--- begin Provided material ---

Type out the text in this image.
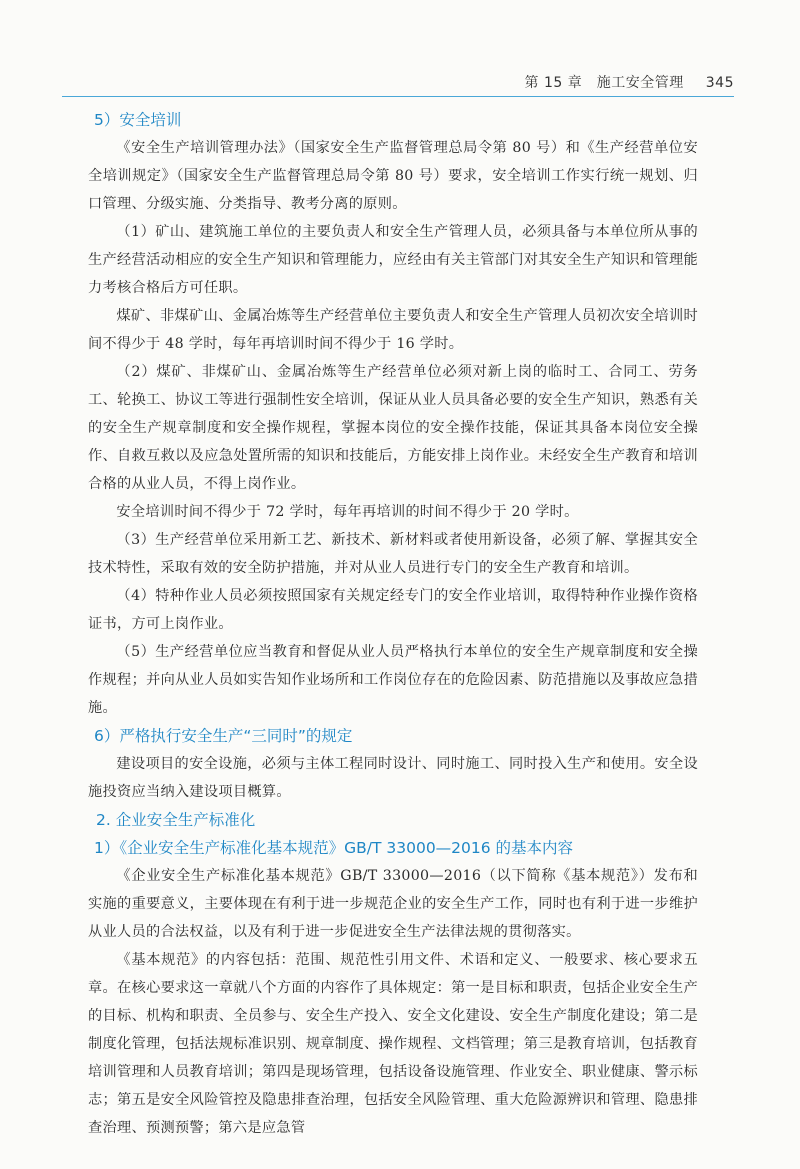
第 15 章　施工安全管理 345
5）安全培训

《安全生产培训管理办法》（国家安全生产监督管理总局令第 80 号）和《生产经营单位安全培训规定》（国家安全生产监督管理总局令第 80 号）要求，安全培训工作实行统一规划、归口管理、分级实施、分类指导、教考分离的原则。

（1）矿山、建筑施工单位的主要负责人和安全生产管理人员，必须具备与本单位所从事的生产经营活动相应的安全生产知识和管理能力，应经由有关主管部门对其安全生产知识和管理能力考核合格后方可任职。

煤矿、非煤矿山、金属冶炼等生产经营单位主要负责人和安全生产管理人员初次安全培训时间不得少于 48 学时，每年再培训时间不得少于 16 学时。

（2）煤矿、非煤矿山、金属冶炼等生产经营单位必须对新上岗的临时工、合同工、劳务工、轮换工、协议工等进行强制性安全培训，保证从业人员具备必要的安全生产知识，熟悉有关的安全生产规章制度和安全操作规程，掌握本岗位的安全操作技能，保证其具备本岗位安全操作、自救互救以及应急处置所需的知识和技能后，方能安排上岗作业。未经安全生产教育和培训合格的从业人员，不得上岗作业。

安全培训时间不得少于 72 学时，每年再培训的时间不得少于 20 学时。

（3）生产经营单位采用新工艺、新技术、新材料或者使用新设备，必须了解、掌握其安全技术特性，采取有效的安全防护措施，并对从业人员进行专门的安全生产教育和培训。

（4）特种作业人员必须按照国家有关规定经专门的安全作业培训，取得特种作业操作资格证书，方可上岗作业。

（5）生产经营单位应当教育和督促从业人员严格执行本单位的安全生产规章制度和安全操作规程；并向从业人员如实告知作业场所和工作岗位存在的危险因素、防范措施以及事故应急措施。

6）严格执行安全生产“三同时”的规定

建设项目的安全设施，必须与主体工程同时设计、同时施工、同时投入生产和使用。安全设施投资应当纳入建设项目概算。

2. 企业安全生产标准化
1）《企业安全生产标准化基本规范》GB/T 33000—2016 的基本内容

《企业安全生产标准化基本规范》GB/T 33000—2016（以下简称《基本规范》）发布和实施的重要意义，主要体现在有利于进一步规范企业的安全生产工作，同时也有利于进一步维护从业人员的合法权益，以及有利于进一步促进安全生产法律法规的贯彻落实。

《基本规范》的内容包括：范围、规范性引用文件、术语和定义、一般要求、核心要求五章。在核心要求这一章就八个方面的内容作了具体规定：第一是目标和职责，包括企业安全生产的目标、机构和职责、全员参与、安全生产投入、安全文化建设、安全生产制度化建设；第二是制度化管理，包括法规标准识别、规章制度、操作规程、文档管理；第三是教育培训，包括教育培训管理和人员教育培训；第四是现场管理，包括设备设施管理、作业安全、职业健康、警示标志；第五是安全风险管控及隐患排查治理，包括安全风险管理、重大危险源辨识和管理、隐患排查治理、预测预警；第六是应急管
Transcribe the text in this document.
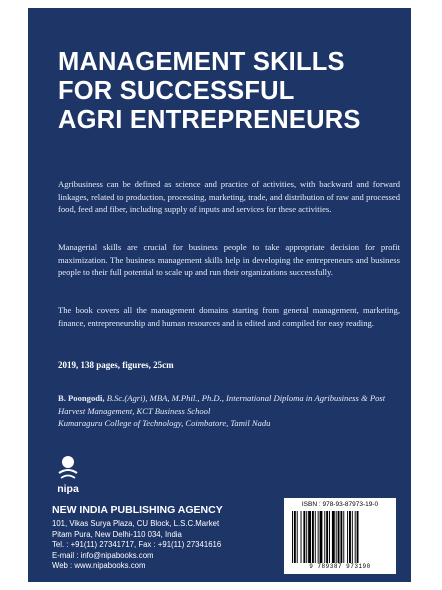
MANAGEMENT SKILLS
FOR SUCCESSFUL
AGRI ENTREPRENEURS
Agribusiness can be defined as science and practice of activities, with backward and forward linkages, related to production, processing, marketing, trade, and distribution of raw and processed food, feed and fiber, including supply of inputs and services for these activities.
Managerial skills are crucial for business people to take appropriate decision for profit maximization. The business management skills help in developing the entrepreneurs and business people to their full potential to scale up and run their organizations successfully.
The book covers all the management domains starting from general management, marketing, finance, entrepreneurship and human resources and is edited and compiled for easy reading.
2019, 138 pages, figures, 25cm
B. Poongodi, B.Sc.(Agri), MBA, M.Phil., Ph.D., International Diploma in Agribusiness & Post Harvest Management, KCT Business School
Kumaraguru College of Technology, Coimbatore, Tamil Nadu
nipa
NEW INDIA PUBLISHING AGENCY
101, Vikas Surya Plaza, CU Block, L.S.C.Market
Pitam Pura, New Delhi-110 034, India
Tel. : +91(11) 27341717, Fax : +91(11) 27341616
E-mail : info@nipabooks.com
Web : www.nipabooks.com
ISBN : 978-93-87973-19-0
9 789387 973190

--- end Provided material ---

▶ Given instruction: Search the material above for "text". Pull out each line where it shows up.

▶ Exercise solution:
Type out the text in this image.
Transcribe the text in this document.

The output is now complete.